Instruction: Set all the material down again unchanged, without the pictures.

**********

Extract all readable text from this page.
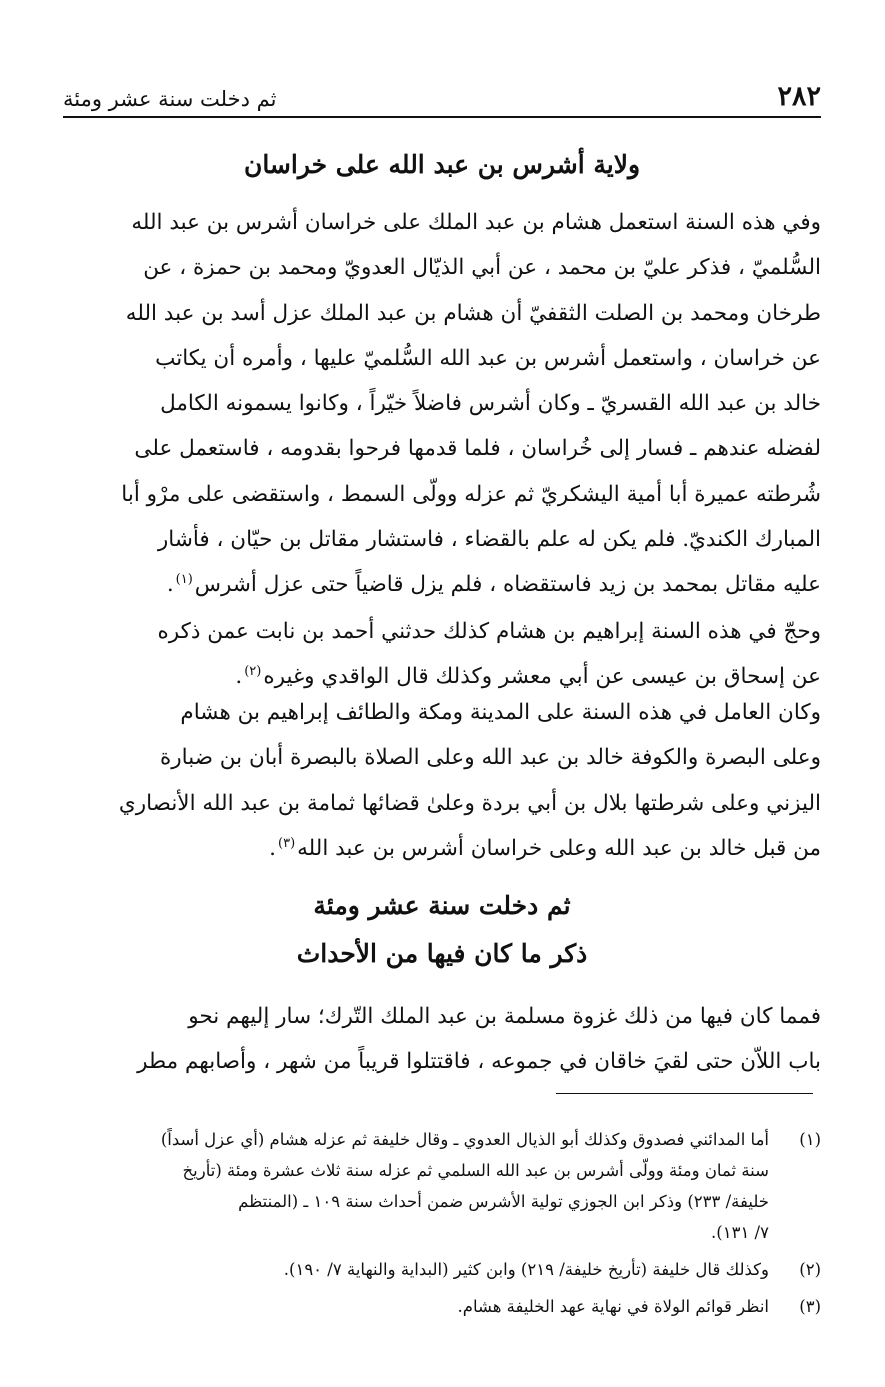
٢٨٢
ثم دخلت سنة عشر ومئة
ولاية أشرس بن عبد الله على خراسان

وفي هذه السنة استعمل هشام بن عبد الملك على خراسان أشرس بن عبد الله
السُّلميّ ، فذكر عليّ بن محمد ، عن أبي الذيّال العدويّ ومحمد بن حمزة ، عن
طرخان ومحمد بن الصلت الثقفيّ أن هشام بن عبد الملك عزل أسد بن عبد الله
عن خراسان ، واستعمل أشرس بن عبد الله السُّلميّ عليها ، وأمره أن يكاتب
خالد بن عبد الله القسريّ ـ وكان أشرس فاضلاً خيّراً ، وكانوا يسمونه الكامل
لفضله عندهم ـ فسار إلى خُراسان ، فلما قدمها فرحوا بقدومه ، فاستعمل على
شُرطته عميرة أبا أمية اليشكريّ ثم عزله وولّى السمط ، واستقضى على مرْو أبا
المبارك الكنديّ. فلم يكن له علم بالقضاء ، فاستشار مقاتل بن حيّان ، فأشار
عليه مقاتل بمحمد بن زيد فاستقضاه ، فلم يزل قاضياً حتى عزل أشرس$^{(١)}$.

وحجّ في هذه السنة إبراهيم بن هشام كذلك حدثني أحمد بن نابت عمن ذكره
عن إسحاق بن عيسى عن أبي معشر وكذلك قال الواقدي وغيره$^{(٢)}$.

وكان العامل في هذه السنة على المدينة ومكة والطائف إبراهيم بن هشام
وعلى البصرة والكوفة خالد بن عبد الله وعلى الصلاة بالبصرة أبان بن ضبارة
اليزني وعلى شرطتها بلال بن أبي بردة وعلىٰ قضائها ثمامة بن عبد الله الأنصاري
من قبل خالد بن عبد الله وعلى خراسان أشرس بن عبد الله$^{(٣)}$.

ثم دخلت سنة عشر ومئة
ذكر ما كان فيها من الأحداث

فمما كان فيها من ذلك غزوة مسلمة بن عبد الملك التّرك؛ سار إليهم نحو
باب اللاّن حتى لقيَ خاقان في جموعه ، فاقتتلوا قريباً من شهر ، وأصابهم مطر

(١)
أما المدائني فصدوق وكذلك أبو الذيال العدوي ـ وقال خليفة ثم عزله هشام (أي عزل أسداً)
سنة ثمان ومئة وولّى أشرس بن عبد الله السلمي ثم عزله سنة ثلاث عشرة ومئة (تأريخ
خليفة/ ٢٣٣) وذكر ابن الجوزي تولية الأشرس ضمن أحداث سنة ١٠٩ ـ (المنتظم
٧/ ١٣١).
(٢)
وكذلك قال خليفة (تأريخ خليفة/ ٢١٩) وابن كثير (البداية والنهاية ٧/ ١٩٠).
(٣)
انظر قوائم الولاة في نهاية عهد الخليفة هشام.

**********

Exercise result:
Extract all readable text from this page.
٢٨٢
ثم دخلت سنة عشر ومئة
ولاية أشرس بن عبد الله على خراسان

وفي هذه السنة استعمل هشام بن عبد الملك على خراسان أشرس بن عبد الله
السُّلميّ ، فذكر عليّ بن محمد ، عن أبي الذيّال العدويّ ومحمد بن حمزة ، عن
طرخان ومحمد بن الصلت الثقفيّ أن هشام بن عبد الملك عزل أسد بن عبد الله
عن خراسان ، واستعمل أشرس بن عبد الله السُّلميّ عليها ، وأمره أن يكاتب
خالد بن عبد الله القسريّ ـ وكان أشرس فاضلاً خيّراً ، وكانوا يسمونه الكامل
لفضله عندهم ـ فسار إلى خُراسان ، فلما قدمها فرحوا بقدومه ، فاستعمل على
شُرطته عميرة أبا أمية اليشكريّ ثم عزله وولّى السمط ، واستقضى على مرْو أبا
المبارك الكنديّ. فلم يكن له علم بالقضاء ، فاستشار مقاتل بن حيّان ، فأشار
عليه مقاتل بمحمد بن زيد فاستقضاه ، فلم يزل قاضياً حتى عزل أشرس$^{(١)}$.

وحجّ في هذه السنة إبراهيم بن هشام كذلك حدثني أحمد بن نابت عمن ذكره
عن إسحاق بن عيسى عن أبي معشر وكذلك قال الواقدي وغيره$^{(٢)}$.

وكان العامل في هذه السنة على المدينة ومكة والطائف إبراهيم بن هشام
وعلى البصرة والكوفة خالد بن عبد الله وعلى الصلاة بالبصرة أبان بن ضبارة
اليزني وعلى شرطتها بلال بن أبي بردة وعلىٰ قضائها ثمامة بن عبد الله الأنصاري
من قبل خالد بن عبد الله وعلى خراسان أشرس بن عبد الله$^{(٣)}$.

ثم دخلت سنة عشر ومئة
ذكر ما كان فيها من الأحداث

فمما كان فيها من ذلك غزوة مسلمة بن عبد الملك التّرك؛ سار إليهم نحو
باب اللاّن حتى لقيَ خاقان في جموعه ، فاقتتلوا قريباً من شهر ، وأصابهم مطر

(١)
أما المدائني فصدوق وكذلك أبو الذيال العدوي ـ وقال خليفة ثم عزله هشام (أي عزل أسداً)
سنة ثمان ومئة وولّى أشرس بن عبد الله السلمي ثم عزله سنة ثلاث عشرة ومئة (تأريخ
خليفة/ ٢٣٣) وذكر ابن الجوزي تولية الأشرس ضمن أحداث سنة ١٠٩ ـ (المنتظم
٧/ ١٣١).
(٢)
وكذلك قال خليفة (تأريخ خليفة/ ٢١٩) وابن كثير (البداية والنهاية ٧/ ١٩٠).
(٣)
انظر قوائم الولاة في نهاية عهد الخليفة هشام.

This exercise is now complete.